All lines below must be repeated exactly, with the pictures omitted.
━━━━━━━━━━━━━━━━━━━━━━━━━━━━━━
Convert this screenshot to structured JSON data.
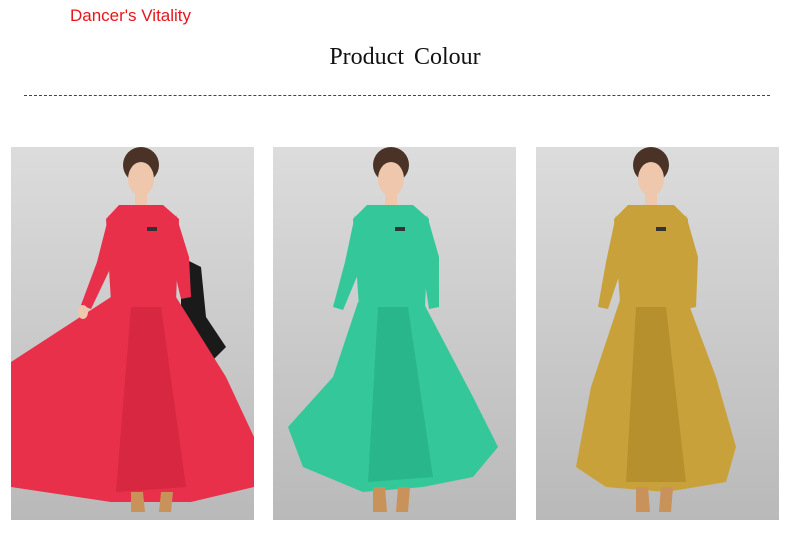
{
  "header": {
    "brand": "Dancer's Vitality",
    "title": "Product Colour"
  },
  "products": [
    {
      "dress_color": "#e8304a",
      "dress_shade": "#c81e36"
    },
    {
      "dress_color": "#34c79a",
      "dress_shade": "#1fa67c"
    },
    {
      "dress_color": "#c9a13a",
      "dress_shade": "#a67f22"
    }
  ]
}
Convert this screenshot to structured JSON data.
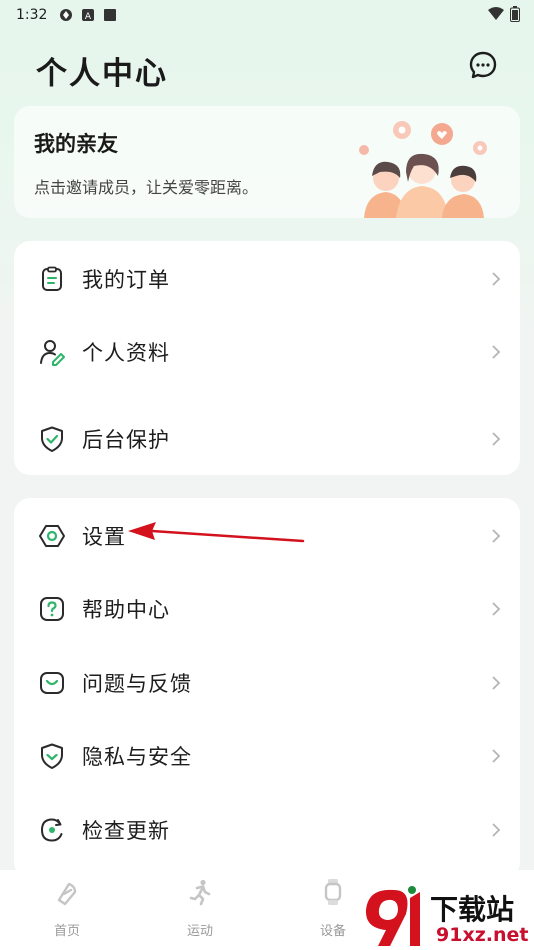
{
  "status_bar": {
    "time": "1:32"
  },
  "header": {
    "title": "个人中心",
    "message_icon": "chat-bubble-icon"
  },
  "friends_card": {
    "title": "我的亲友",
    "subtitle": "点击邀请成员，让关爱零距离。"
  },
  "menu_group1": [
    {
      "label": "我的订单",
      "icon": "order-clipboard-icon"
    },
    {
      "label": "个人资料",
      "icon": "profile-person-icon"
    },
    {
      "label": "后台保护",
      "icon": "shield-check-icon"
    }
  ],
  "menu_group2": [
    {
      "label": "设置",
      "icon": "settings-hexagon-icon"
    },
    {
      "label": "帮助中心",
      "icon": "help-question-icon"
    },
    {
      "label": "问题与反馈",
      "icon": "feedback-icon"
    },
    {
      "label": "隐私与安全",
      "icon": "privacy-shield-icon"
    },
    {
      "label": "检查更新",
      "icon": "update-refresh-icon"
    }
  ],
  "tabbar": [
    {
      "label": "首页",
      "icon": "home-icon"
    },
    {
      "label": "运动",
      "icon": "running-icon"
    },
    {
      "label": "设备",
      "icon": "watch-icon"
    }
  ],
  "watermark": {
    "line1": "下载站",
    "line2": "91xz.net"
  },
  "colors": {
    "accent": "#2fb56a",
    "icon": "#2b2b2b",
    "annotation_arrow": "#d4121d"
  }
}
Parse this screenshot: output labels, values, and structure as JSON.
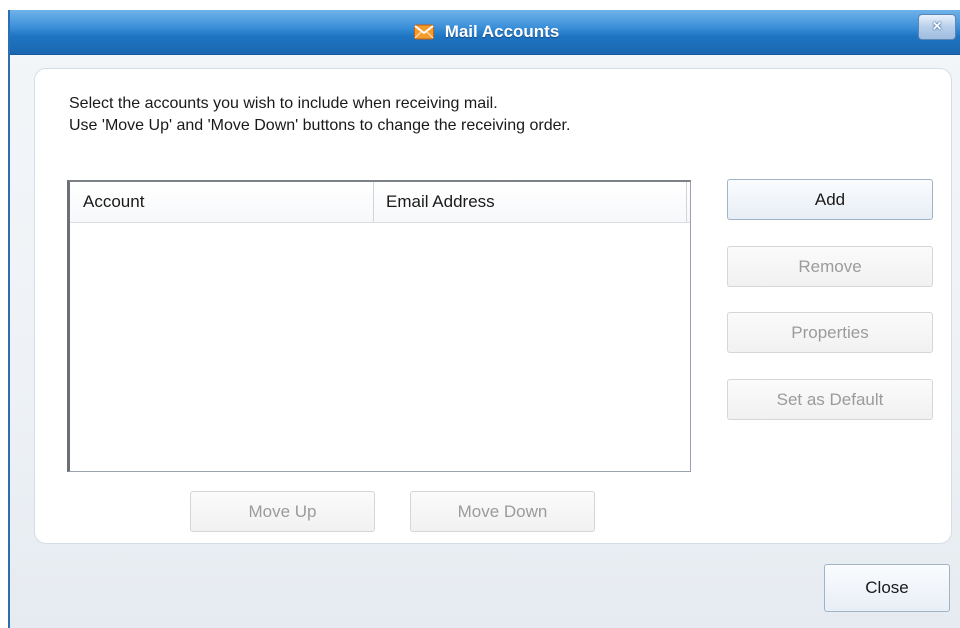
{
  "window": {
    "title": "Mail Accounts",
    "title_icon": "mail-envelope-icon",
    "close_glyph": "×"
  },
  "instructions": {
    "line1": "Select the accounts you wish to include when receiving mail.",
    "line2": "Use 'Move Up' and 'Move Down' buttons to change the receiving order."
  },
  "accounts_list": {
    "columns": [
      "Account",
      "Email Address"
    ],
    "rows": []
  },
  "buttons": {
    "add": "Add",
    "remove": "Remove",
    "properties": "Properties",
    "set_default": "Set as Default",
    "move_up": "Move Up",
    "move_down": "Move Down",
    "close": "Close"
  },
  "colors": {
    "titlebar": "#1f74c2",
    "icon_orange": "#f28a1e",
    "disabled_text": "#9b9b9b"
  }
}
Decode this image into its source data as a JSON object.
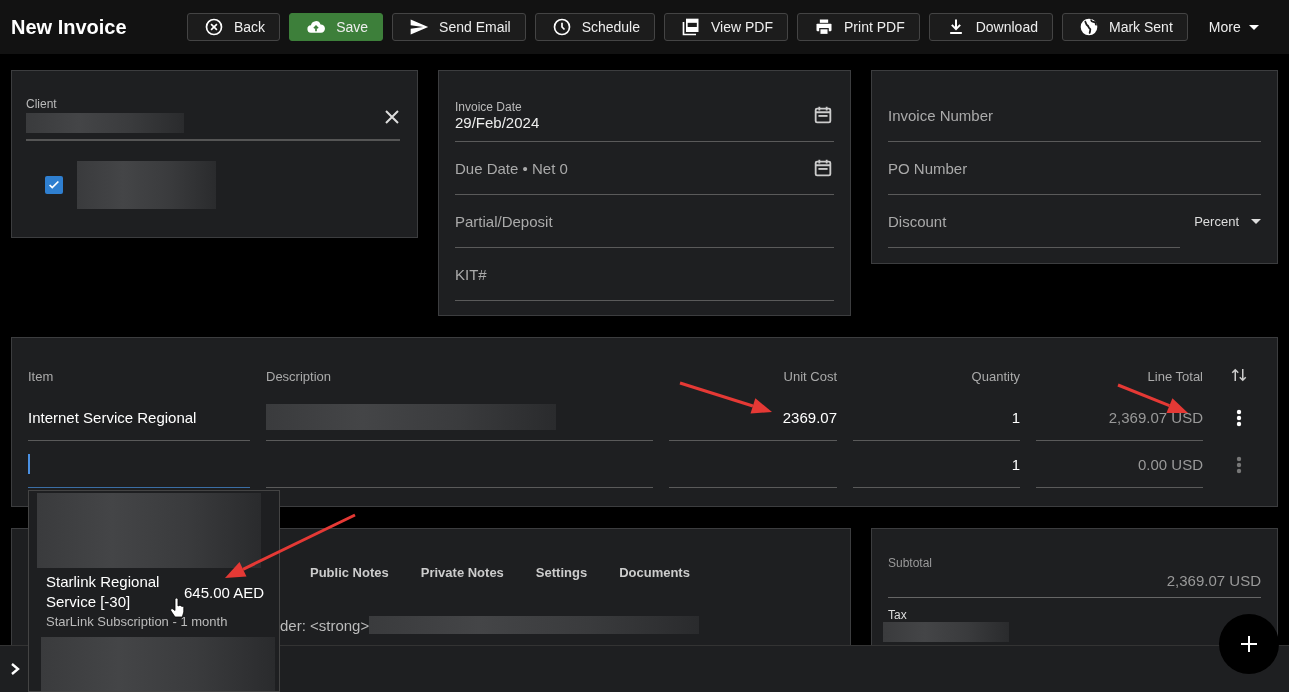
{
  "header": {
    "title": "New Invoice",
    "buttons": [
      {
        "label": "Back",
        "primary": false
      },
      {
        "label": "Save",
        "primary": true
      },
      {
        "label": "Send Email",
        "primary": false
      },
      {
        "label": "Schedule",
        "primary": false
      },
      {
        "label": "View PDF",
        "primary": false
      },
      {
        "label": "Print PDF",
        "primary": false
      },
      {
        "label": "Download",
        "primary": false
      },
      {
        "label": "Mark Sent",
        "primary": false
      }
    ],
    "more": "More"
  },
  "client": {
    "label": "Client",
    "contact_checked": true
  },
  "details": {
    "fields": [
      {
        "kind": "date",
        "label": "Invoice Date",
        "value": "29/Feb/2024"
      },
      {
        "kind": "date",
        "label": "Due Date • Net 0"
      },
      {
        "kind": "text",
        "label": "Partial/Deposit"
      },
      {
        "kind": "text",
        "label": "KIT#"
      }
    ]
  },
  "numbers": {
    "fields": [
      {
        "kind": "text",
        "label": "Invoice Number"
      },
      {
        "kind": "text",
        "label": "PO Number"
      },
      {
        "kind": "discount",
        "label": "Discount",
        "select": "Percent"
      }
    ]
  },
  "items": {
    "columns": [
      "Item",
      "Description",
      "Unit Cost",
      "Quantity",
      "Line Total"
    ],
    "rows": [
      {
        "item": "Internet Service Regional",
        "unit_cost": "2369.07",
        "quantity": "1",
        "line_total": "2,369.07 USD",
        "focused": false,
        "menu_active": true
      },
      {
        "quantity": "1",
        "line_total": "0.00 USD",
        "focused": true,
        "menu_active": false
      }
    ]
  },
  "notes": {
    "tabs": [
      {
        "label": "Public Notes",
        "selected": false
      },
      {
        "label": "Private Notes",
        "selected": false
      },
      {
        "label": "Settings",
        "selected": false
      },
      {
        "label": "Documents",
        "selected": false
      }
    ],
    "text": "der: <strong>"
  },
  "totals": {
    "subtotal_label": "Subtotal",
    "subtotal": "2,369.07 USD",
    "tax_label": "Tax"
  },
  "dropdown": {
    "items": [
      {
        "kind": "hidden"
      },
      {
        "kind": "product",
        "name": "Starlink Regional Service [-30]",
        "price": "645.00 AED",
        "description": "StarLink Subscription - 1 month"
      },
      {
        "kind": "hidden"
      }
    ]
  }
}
━━━━━━━━━━━━━━━━━━━━━━━━━━━━━━
• _Answer to this exercise_
Convert this screenshot to structured JSON data.
{
  "header": {
    "brand": "Dancer's Vitality",
    "title": "Product Colour"
  },
  "products": [
    {
      "dress_color": "#e8304a",
      "dress_shade": "#c81e36"
    },
    {
      "dress_color": "#34c79a",
      "dress_shade": "#1fa67c"
    },
    {
      "dress_color": "#c9a13a",
      "dress_shade": "#a67f22"
    }
  ]
}
Convert this screenshot to structured JSON data.
{
  "status_bar": {
    "time": "1:32"
  },
  "header": {
    "title": "个人中心",
    "message_icon": "chat-bubble-icon"
  },
  "friends_card": {
    "title": "我的亲友",
    "subtitle": "点击邀请成员，让关爱零距离。"
  },
  "menu_group1": [
    {
      "label": "我的订单",
      "icon": "order-clipboard-icon"
    },
    {
      "label": "个人资料",
      "icon": "profile-person-icon"
    },
    {
      "label": "后台保护",
      "icon": "shield-check-icon"
    }
  ],
  "menu_group2": [
    {
      "label": "设置",
      "icon": "settings-hexagon-icon"
    },
    {
      "label": "帮助中心",
      "icon": "help-question-icon"
    },
    {
      "label": "问题与反馈",
      "icon": "feedback-icon"
    },
    {
      "label": "隐私与安全",
      "icon": "privacy-shield-icon"
    },
    {
      "label": "检查更新",
      "icon": "update-refresh-icon"
    }
  ],
  "tabbar": [
    {
      "label": "首页",
      "icon": "home-icon"
    },
    {
      "label": "运动",
      "icon": "running-icon"
    },
    {
      "label": "设备",
      "icon": "watch-icon"
    }
  ],
  "watermark": {
    "line1": "下载站",
    "line2": "91xz.net"
  },
  "colors": {
    "accent": "#2fb56a",
    "icon": "#2b2b2b",
    "annotation_arrow": "#d4121d"
  }
}
Parse this screenshot: output labels, values, and structure as JSON.
{
  "window": {
    "title": "Mail Accounts",
    "title_icon": "mail-envelope-icon",
    "close_glyph": "×"
  },
  "instructions": {
    "line1": "Select the accounts you wish to include when receiving mail.",
    "line2": "Use 'Move Up' and 'Move Down' buttons to change the receiving order."
  },
  "accounts_list": {
    "columns": [
      "Account",
      "Email Address"
    ],
    "rows": []
  },
  "buttons": {
    "add": "Add",
    "remove": "Remove",
    "properties": "Properties",
    "set_default": "Set as Default",
    "move_up": "Move Up",
    "move_down": "Move Down",
    "close": "Close"
  },
  "colors": {
    "titlebar": "#1f74c2",
    "icon_orange": "#f28a1e",
    "disabled_text": "#9b9b9b"
  }
}
Decode this image into its source data as a JSON object.
{
  "header": {
    "title": "New Invoice",
    "buttons": [
      {
        "label": "Back",
        "primary": false
      },
      {
        "label": "Save",
        "primary": true
      },
      {
        "label": "Send Email",
        "primary": false
      },
      {
        "label": "Schedule",
        "primary": false
      },
      {
        "label": "View PDF",
        "primary": false
      },
      {
        "label": "Print PDF",
        "primary": false
      },
      {
        "label": "Download",
        "primary": false
      },
      {
        "label": "Mark Sent",
        "primary": false
      }
    ],
    "more": "More"
  },
  "client": {
    "label": "Client",
    "contact_checked": true
  },
  "details": {
    "fields": [
      {
        "kind": "date",
        "label": "Invoice Date",
        "value": "29/Feb/2024"
      },
      {
        "kind": "date",
        "label": "Due Date • Net 0"
      },
      {
        "kind": "text",
        "label": "Partial/Deposit"
      },
      {
        "kind": "text",
        "label": "KIT#"
      }
    ]
  },
  "numbers": {
    "fields": [
      {
        "kind": "text",
        "label": "Invoice Number"
      },
      {
        "kind": "text",
        "label": "PO Number"
      },
      {
        "kind": "discount",
        "label": "Discount",
        "select": "Percent"
      }
    ]
  },
  "items": {
    "columns": [
      "Item",
      "Description",
      "Unit Cost",
      "Quantity",
      "Line Total"
    ],
    "rows": [
      {
        "item": "Internet Service Regional",
        "unit_cost": "2369.07",
        "quantity": "1",
        "line_total": "2,369.07 USD",
        "focused": false,
        "menu_active": true
      },
      {
        "quantity": "1",
        "line_total": "0.00 USD",
        "focused": true,
        "menu_active": false
      }
    ]
  },
  "notes": {
    "tabs": [
      {
        "label": "Public Notes",
        "selected": false
      },
      {
        "label": "Private Notes",
        "selected": false
      },
      {
        "label": "Settings",
        "selected": false
      },
      {
        "label": "Documents",
        "selected": false
      }
    ],
    "text": "der: <strong>"
  },
  "totals": {
    "subtotal_label": "Subtotal",
    "subtotal": "2,369.07 USD",
    "tax_label": "Tax"
  },
  "dropdown": {
    "items": [
      {
        "kind": "hidden"
      },
      {
        "kind": "product",
        "name": "Starlink Regional Service [-30]",
        "price": "645.00 AED",
        "description": "StarLink Subscription - 1 month"
      },
      {
        "kind": "hidden"
      }
    ]
  }
}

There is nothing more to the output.